Start Provided data

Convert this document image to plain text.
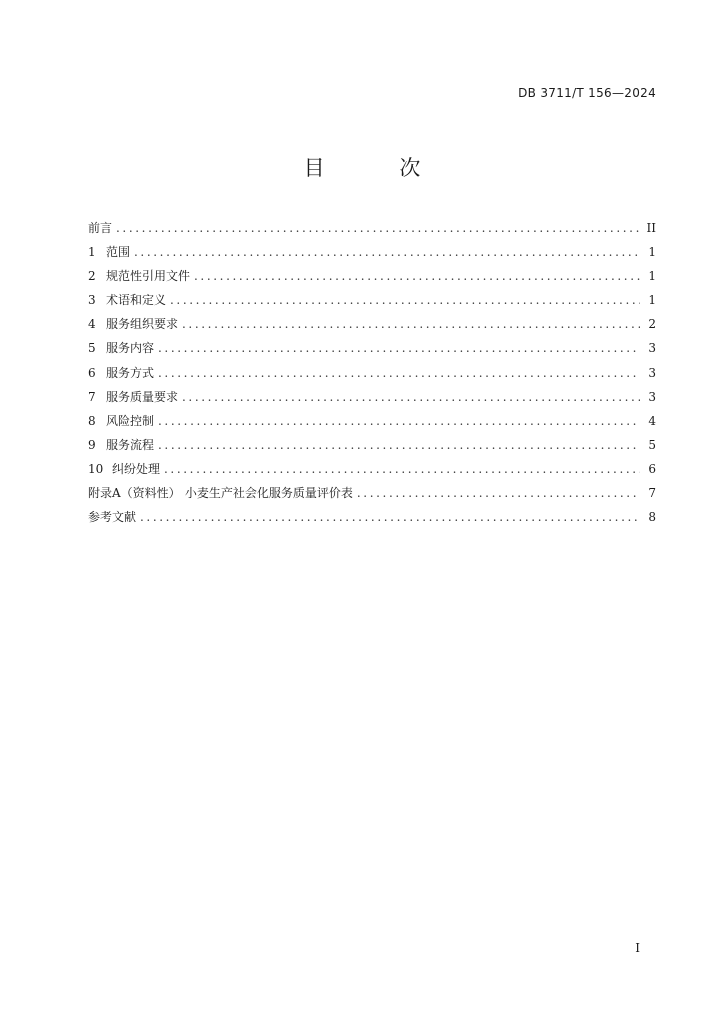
DB 3711/T 156—2024
目 次
前言 .....	II
1 范围 .....	1
2 规范性引用文件 .....	1
3 术语和定义 .....	1
4 服务组织要求 .....	2
5 服务内容 .....	3
6 服务方式 .....	3
7 服务质量要求 .....	3
8 风险控制 .....	4
9 服务流程 .....	5
10 纠纷处理 .....	6
附录A（资料性） 小麦生产社会化服务质量评价表 .....	7
参考文献 .....	8
I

End Provided data

**Description of the task**
Print all entries exactly. The images do not belong in the copy.

**Task response**
Convert this document image to plain text.
DB 3711/T 156—2024
目 次
前言 .....	II
1 范围 .....	1
2 规范性引用文件 .....	1
3 术语和定义 .....	1
4 服务组织要求 .....	2
5 服务内容 .....	3
6 服务方式 .....	3
7 服务质量要求 .....	3
8 风险控制 .....	4
9 服务流程 .....	5
10 纠纷处理 .....	6
附录A（资料性） 小麦生产社会化服务质量评价表 .....	7
参考文献 .....	8
I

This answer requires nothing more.